Work to do: From the entries provided below, copy each line that contains the word "Bromo".

Data extracted from a collection:
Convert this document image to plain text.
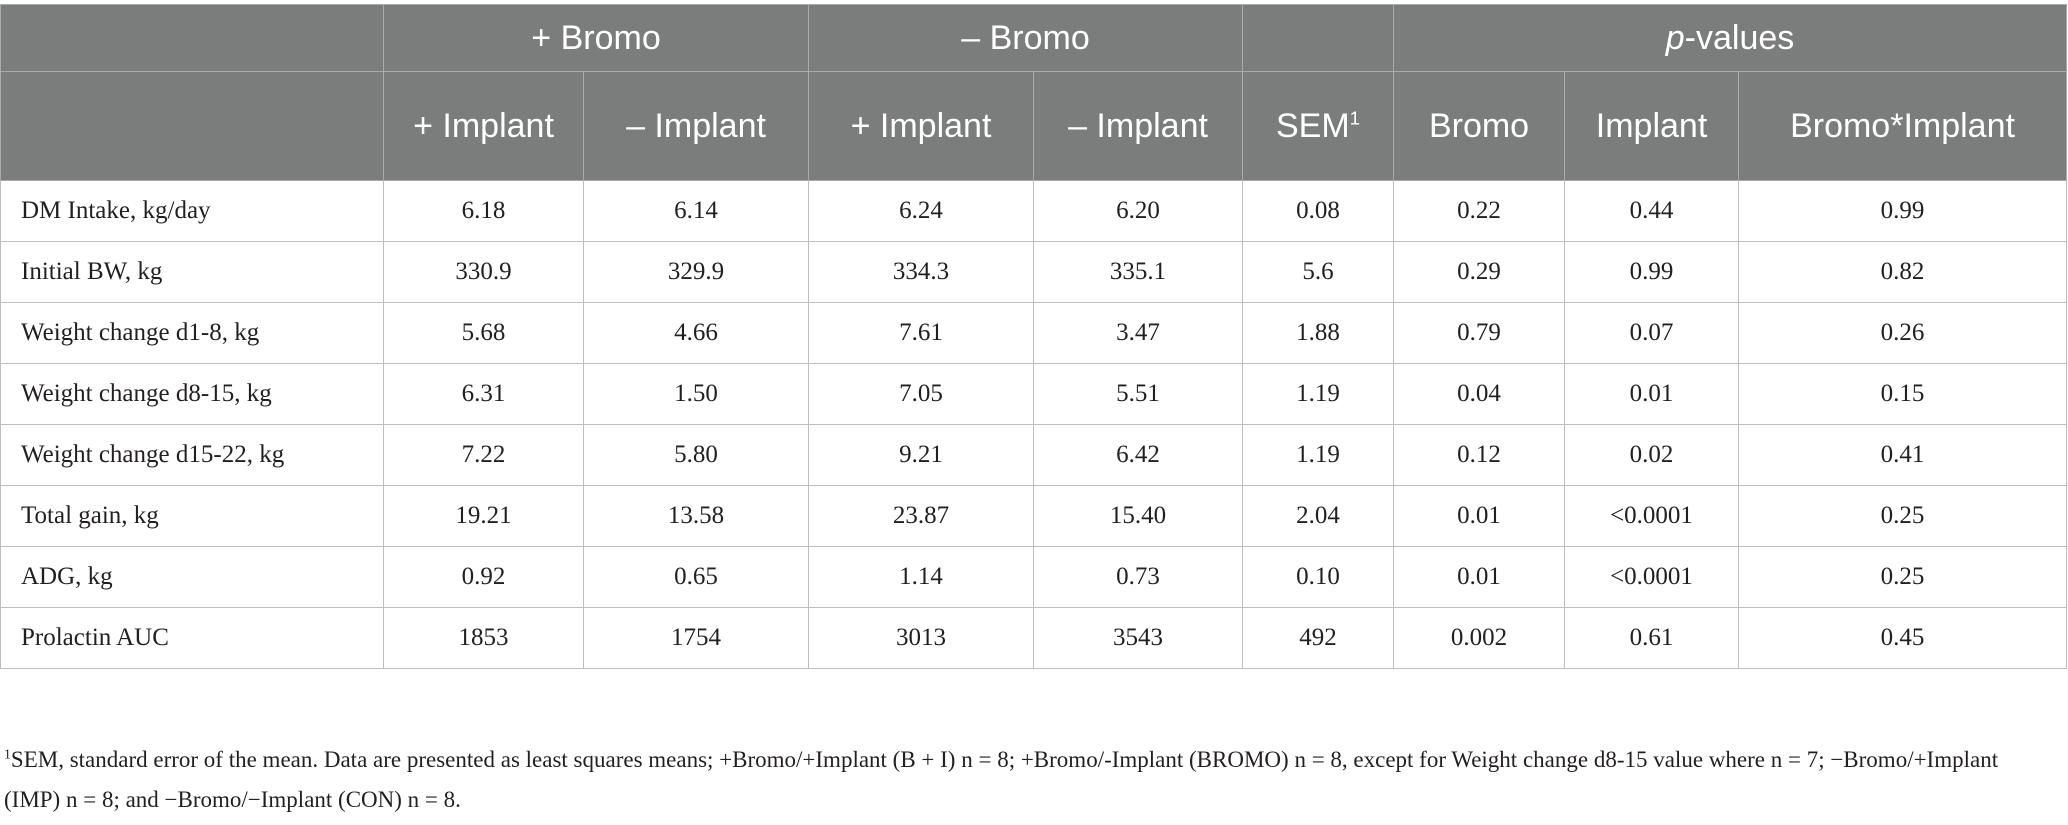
	+ Bromo		– Bromo			p-values		
	+ Implant	– Implant	+ Implant	– Implant	SEM$^1$	Bromo	Implant	Bromo*Implant
DM Intake, kg/day	6.18	6.14	6.24	6.20	0.08	0.22	0.44	0.99
Initial BW, kg	330.9	329.9	334.3	335.1	5.6	0.29	0.99	0.82
Weight change d1-8, kg	5.68	4.66	7.61	3.47	1.88	0.79	0.07	0.26
Weight change d8-15, kg	6.31	1.50	7.05	5.51	1.19	0.04	0.01	0.15
Weight change d15-22, kg	7.22	5.80	9.21	6.42	1.19	0.12	0.02	0.41
Total gain, kg	19.21	13.58	23.87	15.40	2.04	0.01	<0.0001	0.25
ADG, kg	0.92	0.65	1.14	0.73	0.10	0.01	<0.0001	0.25
Prolactin AUC	1853	1754	3013	3543	492	0.002	0.61	0.45
$^1$SEM, standard error of the mean. Data are presented as least squares means; +Bromo/+Implant (B + I) n = 8; +Bromo/-Implant (BROMO) n = 8, except for Weight change d8-15 value where n = 7; −Bromo/+Implant (IMP) n = 8; and −Bromo/−Implant (CON) n = 8.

Result of the task:
	+ Bromo		– Bromo			p-values		
	+ Implant	– Implant	+ Implant	– Implant	SEM$^1$	Bromo	Implant	Bromo*Implant
$^1$SEM, standard error of the mean. Data are presented as least squares means; +Bromo/+Implant (B + I) n = 8; +Bromo/-Implant (BROMO) n = 8, except for Weight change d8-15 value where n = 7; −Bromo/+Implant (IMP) n = 8; and −Bromo/−Implant (CON) n = 8.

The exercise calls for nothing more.